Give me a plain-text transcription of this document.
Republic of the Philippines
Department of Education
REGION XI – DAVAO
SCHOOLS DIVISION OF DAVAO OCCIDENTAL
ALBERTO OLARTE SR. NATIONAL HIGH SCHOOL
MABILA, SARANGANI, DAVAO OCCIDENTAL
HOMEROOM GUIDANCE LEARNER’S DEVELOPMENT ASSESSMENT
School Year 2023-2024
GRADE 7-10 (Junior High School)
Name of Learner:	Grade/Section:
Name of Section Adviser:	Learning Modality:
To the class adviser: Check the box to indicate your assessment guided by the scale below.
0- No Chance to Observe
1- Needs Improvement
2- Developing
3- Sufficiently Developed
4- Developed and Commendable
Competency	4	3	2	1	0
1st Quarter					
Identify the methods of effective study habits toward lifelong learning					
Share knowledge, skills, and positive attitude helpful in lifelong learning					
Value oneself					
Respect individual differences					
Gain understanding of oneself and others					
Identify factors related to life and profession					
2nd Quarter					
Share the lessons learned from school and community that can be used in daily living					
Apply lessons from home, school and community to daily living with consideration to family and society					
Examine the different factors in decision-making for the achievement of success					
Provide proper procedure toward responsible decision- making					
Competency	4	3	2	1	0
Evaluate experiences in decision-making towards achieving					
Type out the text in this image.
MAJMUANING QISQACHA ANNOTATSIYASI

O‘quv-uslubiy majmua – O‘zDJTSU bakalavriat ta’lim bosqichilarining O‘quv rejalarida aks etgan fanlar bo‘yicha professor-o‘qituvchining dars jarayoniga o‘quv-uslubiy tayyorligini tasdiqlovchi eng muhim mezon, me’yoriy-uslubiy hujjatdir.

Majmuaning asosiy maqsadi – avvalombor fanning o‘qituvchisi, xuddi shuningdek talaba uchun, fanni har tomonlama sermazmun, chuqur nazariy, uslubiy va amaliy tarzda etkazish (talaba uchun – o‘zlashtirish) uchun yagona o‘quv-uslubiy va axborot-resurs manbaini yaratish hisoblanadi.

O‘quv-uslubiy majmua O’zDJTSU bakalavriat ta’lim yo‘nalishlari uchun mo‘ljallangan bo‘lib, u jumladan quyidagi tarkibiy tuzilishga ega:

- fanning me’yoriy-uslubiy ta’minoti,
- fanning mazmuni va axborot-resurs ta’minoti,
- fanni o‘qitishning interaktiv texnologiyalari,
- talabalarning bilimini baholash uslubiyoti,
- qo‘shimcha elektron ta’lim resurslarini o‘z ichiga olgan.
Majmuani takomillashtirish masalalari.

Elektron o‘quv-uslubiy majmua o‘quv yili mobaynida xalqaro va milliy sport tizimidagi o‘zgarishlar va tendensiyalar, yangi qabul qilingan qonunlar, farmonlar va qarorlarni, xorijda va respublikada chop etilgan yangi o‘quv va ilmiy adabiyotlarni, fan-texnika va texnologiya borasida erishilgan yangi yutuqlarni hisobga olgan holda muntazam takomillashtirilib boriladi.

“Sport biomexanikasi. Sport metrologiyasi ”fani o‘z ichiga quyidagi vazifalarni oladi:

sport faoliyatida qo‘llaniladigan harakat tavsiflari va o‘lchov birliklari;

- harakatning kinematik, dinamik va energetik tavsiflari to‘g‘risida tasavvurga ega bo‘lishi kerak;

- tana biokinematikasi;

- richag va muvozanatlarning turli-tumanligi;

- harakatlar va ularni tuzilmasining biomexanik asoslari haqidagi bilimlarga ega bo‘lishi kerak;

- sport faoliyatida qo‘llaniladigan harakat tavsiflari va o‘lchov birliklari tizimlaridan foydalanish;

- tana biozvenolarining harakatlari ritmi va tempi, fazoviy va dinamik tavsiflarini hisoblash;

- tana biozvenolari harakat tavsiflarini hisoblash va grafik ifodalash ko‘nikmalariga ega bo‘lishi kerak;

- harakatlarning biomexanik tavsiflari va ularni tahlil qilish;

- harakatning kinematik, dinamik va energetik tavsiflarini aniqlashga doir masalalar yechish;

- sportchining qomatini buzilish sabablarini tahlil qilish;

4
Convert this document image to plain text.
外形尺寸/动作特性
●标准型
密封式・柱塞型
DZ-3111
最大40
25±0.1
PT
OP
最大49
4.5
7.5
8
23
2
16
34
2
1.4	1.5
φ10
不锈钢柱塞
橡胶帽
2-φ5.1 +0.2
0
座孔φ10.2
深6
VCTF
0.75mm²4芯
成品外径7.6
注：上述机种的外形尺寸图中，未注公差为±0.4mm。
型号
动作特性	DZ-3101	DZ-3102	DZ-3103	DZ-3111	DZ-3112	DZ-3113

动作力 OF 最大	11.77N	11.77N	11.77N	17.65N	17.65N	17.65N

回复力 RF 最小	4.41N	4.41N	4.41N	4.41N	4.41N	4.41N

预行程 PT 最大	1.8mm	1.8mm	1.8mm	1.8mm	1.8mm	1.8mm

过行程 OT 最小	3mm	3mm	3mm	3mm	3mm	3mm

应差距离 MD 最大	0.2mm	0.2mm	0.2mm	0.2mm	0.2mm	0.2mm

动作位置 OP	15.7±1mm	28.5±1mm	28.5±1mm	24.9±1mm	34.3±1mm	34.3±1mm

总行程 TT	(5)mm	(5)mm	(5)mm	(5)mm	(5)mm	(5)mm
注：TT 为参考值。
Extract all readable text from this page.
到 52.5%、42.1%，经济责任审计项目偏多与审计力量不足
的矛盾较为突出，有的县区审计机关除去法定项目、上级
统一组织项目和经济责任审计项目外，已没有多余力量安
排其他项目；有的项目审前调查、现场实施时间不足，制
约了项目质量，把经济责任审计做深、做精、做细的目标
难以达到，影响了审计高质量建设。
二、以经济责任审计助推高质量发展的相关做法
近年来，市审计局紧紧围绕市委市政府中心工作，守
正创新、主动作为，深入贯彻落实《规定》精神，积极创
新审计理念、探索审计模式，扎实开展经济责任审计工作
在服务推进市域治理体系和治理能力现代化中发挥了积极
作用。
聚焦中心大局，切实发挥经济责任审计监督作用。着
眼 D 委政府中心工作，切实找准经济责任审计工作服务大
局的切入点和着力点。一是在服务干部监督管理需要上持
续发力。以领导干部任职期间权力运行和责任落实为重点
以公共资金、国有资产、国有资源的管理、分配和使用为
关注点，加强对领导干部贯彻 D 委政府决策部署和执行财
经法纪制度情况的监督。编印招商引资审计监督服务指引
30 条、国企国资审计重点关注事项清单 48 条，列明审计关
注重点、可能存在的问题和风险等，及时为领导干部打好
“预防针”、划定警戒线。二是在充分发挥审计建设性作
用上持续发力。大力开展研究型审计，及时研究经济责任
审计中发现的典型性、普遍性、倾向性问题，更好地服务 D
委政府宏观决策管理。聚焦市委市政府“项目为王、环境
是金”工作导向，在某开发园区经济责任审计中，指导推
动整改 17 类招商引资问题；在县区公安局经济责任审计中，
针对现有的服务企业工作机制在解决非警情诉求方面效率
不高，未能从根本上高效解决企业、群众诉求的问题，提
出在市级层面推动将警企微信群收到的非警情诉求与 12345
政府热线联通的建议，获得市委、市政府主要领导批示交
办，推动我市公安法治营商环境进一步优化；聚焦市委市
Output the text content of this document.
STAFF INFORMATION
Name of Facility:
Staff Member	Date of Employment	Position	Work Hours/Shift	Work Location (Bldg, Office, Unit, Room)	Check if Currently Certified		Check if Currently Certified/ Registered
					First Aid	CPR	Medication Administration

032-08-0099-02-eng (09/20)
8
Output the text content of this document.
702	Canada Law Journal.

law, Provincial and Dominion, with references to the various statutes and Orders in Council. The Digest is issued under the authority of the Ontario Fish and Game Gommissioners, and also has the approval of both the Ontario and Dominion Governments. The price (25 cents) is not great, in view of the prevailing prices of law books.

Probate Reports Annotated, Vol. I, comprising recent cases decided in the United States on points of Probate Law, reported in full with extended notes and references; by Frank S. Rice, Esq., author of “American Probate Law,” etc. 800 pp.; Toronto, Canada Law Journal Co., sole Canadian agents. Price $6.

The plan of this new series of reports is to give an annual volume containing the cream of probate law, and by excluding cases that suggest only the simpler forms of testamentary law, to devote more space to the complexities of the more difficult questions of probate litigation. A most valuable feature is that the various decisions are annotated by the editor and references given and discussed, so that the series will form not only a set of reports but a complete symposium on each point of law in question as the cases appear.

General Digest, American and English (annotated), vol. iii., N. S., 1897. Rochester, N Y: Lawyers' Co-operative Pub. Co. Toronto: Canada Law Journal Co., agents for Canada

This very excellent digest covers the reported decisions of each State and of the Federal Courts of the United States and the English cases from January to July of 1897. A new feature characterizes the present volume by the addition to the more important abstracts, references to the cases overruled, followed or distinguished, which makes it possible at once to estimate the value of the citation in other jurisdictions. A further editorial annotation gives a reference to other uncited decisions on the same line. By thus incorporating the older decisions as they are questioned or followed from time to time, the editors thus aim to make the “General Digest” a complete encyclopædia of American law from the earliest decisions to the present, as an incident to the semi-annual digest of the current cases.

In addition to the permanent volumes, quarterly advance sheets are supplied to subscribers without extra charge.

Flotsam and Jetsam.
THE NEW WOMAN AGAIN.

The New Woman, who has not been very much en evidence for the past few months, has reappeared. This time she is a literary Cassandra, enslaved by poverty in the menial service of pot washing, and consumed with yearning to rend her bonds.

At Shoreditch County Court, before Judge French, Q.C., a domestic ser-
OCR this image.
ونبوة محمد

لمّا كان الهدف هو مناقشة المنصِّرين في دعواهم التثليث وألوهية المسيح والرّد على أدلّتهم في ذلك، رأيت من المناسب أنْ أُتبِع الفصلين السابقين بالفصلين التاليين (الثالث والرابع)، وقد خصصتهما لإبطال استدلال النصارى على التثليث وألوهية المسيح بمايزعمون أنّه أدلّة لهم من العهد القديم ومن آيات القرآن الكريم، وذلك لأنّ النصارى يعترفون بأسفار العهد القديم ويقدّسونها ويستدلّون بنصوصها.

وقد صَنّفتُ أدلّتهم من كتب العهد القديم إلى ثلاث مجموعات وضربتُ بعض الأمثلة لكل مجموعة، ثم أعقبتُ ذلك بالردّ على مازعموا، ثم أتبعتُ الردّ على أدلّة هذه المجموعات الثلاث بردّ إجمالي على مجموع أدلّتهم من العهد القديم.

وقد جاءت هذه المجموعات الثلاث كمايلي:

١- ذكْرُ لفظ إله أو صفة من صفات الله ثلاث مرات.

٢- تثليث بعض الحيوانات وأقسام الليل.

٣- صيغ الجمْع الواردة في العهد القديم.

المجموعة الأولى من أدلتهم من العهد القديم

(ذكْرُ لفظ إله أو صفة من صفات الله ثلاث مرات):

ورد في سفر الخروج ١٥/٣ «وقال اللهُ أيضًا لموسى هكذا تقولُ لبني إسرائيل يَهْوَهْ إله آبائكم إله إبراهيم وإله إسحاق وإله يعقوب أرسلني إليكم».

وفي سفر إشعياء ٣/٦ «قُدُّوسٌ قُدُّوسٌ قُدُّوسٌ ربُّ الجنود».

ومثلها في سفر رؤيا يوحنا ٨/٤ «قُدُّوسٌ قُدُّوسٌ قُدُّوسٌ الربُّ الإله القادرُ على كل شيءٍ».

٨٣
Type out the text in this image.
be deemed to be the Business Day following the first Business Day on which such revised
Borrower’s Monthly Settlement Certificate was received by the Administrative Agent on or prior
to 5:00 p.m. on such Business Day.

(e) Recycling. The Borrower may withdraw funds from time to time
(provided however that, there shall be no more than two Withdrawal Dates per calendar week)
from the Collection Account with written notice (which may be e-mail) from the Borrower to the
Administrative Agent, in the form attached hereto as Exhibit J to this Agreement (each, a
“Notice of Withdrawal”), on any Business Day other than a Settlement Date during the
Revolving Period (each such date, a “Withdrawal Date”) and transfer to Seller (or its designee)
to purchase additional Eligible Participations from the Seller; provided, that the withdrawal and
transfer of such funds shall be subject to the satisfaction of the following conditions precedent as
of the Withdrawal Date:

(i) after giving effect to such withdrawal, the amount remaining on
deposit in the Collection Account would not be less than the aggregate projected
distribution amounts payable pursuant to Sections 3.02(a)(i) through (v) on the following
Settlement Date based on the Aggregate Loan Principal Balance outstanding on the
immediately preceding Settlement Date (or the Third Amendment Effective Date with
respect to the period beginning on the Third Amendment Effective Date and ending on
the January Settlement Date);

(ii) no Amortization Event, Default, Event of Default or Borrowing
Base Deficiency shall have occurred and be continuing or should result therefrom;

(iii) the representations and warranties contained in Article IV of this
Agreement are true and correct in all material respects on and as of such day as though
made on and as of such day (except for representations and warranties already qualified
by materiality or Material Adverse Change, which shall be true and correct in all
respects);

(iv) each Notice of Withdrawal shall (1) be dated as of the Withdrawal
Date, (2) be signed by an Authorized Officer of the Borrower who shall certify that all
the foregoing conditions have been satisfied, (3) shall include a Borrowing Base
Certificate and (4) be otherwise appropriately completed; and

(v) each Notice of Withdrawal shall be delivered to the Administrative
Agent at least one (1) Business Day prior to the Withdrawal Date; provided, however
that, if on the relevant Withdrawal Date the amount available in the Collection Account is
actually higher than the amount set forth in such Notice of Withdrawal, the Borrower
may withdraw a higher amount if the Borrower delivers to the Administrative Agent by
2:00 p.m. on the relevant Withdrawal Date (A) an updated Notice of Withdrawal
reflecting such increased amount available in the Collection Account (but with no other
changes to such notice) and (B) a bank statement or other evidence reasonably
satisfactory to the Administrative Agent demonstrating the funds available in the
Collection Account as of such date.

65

================================

Stated exercise: List each line holding the string "that".

Exercise response:
Share the lessons learned from school and community that can be used in daily living					
The plan of this new series of reports is to give an annual volume containing the cream of probate law, and by excluding cases that suggest only the simpler forms of testamentary law, to devote more space to the complexities of the more difficult questions of probate litigation. A most valuable feature is that the various decisions are annotated by the editor and references given and discussed, so that the series will form not only a set of reports but a complete symposium on each point of law in question as the cases appear.
(provided however that, there shall be no more than two Withdrawal Dates per calendar week)
to purchase additional Eligible Participations from the Seller; provided, that the withdrawal and
Date, (2) be signed by an Authorized Officer of the Borrower who shall certify that all
that, if on the relevant Withdrawal Date the amount available in the Collection Account is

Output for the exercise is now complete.